## [PASSAGE SHOWN]
(70g) Tracing and Modeling Lipid Homeostasis to Understand Disease.

Metabolism is central to virtually all cellular functions and contributes to diseases like cancer, metabolic syndrome, and neuropathy. My laboratory applies stable isotope tracers, mass spectrometry, and metabolic flux analysis (MFA) to quantify metabolism in cells, animal models, and human patients. We are particularly interested in understanding how amino acid and lipid metabolism are coordinated in the context of cancer, diabetes, and neuropathy. Recent efforts in the lab have aimed to expand MFA frameworks to encompass complex lipid homeostasis, leveraging high-resolution mass spectrometry data and mechanistic networks. A central focus of these studies is the function of serine palmitoyltransferase (SPT) in health and disease. The SPT complex initiates the de novo synthesis of bioactive sphingolipid, integrating amino acid and fatty acid signals into the membrane lipidome. Here I will detail how we apply MFA and to decipher how dysregulation of serine and SPT metabolism contribute to co-morbidities of aging and chronic disease, including neuropathy, macular degeneration, and heart disease. Finally, I will introduce a framework for applying 13C MFA to elucidate lipid synthesis and recycling pathways in cultured cells and precision-cut slice cultures. We validate this method through characterization of lipid biosynthesis and recycling pathways within lung and pancreatic adenocarcinoma tumors. Collectively, these data provide mechanistic insights into the roles of SPT flux and lipid diversity in driving disease states.

[Structured page parsing data]
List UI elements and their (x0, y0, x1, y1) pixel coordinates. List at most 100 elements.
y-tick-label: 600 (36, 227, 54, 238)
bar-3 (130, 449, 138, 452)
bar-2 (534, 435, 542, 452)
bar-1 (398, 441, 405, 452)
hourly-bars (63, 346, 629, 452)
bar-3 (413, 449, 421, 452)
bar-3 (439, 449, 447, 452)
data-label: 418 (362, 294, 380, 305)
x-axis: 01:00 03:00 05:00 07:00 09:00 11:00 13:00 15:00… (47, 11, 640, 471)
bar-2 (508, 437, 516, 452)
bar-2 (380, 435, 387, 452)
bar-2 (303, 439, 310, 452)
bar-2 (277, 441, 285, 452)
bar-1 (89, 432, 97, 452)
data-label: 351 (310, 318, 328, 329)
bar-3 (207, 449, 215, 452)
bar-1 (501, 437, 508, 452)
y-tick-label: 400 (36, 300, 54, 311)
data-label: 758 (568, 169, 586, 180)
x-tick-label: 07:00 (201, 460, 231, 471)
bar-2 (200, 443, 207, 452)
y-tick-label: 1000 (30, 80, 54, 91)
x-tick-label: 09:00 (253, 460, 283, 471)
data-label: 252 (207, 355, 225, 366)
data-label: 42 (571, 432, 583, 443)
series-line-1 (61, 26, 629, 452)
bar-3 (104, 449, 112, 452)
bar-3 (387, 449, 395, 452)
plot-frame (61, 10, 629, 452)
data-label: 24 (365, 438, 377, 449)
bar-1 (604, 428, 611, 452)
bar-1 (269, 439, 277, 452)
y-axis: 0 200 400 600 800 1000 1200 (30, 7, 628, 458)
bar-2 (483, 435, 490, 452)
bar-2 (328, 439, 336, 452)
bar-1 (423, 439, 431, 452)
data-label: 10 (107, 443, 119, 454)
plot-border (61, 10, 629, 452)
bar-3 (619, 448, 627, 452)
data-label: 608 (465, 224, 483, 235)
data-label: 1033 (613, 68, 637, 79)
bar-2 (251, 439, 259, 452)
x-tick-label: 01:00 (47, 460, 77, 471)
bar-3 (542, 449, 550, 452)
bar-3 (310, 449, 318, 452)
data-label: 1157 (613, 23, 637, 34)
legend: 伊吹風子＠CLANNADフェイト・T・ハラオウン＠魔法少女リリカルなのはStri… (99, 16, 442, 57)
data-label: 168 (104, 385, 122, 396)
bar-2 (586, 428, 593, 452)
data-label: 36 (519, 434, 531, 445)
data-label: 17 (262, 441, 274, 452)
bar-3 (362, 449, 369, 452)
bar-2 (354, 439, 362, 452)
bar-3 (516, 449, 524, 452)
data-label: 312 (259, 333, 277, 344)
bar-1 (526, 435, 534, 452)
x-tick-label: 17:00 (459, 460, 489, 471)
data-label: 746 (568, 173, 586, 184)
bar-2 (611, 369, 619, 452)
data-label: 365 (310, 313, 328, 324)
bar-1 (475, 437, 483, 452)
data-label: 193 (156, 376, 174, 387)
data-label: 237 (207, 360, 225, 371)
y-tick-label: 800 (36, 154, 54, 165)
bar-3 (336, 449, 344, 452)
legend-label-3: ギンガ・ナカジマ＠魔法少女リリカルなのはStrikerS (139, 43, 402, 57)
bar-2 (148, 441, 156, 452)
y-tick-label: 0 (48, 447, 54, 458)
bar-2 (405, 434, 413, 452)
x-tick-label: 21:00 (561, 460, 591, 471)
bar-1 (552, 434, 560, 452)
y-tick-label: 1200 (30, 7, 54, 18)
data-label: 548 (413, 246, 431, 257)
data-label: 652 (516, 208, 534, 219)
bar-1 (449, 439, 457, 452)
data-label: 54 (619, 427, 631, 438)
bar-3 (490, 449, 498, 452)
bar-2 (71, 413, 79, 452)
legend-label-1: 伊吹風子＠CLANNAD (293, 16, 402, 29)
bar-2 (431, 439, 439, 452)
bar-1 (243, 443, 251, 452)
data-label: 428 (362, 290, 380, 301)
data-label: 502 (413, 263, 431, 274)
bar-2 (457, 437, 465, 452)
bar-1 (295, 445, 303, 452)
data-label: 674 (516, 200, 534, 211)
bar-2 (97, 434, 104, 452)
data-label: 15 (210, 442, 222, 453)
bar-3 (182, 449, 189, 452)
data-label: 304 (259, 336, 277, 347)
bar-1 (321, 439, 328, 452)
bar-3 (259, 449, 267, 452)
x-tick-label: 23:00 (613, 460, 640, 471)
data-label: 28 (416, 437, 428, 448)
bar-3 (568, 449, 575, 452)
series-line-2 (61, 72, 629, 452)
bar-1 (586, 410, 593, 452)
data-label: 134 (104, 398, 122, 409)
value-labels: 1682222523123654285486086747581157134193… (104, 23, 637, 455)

## [WHAT THIS TASK INVOLVES]
According to the abstract on tracing and modeling lipid homeostasis, which methods does the laboratory apply to quantify metabolism? List all of them.

## [EXERCISE RESPONSE]
- Stable isotope tracers
- Mass spectrometry
- Metabolic flux analysis (MFA)